Source records
>>>

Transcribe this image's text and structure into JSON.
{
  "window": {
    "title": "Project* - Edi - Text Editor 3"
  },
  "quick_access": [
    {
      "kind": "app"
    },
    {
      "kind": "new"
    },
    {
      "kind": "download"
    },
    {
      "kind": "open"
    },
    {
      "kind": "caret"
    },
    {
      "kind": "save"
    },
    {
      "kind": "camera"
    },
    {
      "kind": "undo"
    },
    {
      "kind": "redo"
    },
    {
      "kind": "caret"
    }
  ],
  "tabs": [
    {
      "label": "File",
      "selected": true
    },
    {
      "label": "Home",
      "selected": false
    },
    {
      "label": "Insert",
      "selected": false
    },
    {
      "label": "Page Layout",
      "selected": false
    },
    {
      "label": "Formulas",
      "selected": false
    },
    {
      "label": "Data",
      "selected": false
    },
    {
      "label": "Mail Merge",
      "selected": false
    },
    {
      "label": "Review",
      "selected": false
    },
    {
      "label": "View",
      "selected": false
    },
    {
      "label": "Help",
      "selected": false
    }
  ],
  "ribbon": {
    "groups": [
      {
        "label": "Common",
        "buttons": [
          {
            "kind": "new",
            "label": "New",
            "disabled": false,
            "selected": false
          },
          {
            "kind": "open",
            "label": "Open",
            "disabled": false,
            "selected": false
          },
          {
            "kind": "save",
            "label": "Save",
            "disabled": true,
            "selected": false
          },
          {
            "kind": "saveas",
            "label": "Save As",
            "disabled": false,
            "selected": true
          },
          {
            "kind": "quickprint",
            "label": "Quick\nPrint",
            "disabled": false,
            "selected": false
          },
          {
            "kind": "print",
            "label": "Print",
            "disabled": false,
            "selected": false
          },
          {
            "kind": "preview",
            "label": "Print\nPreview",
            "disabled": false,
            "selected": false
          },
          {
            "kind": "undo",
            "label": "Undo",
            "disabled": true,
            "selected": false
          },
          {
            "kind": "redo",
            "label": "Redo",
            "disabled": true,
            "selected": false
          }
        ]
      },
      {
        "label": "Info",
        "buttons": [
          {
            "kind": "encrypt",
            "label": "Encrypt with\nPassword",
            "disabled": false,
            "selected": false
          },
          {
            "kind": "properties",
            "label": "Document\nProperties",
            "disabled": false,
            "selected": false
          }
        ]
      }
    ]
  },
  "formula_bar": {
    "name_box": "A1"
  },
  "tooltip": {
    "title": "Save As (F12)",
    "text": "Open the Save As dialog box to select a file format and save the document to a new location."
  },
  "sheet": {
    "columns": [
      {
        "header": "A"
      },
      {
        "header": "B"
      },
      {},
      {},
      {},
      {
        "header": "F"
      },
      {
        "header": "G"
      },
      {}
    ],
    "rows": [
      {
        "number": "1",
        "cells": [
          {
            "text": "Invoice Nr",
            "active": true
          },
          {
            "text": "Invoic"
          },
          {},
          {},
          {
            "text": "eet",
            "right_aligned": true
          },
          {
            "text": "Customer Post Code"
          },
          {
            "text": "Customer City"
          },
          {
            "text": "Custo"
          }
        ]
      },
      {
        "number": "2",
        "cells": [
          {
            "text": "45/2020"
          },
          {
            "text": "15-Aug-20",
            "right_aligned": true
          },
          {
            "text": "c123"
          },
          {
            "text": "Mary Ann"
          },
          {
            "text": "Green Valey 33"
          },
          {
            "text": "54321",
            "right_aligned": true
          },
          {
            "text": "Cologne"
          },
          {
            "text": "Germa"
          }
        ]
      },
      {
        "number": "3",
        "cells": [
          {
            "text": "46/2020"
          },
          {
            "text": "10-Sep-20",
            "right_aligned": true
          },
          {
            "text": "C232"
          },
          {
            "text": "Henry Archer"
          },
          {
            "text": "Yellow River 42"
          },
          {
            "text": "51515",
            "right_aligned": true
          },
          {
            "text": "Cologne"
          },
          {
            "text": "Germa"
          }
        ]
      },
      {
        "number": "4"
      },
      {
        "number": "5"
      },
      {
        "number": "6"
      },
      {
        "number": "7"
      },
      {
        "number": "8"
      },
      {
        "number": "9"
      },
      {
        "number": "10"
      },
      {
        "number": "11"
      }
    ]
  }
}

<<<

[STATED TASK] Copy out every line of the listing that contains the string "title".

[ANSWER]
    "title": "Project* - Edi - Text Editor 3"
    "title": "Save As (F12)",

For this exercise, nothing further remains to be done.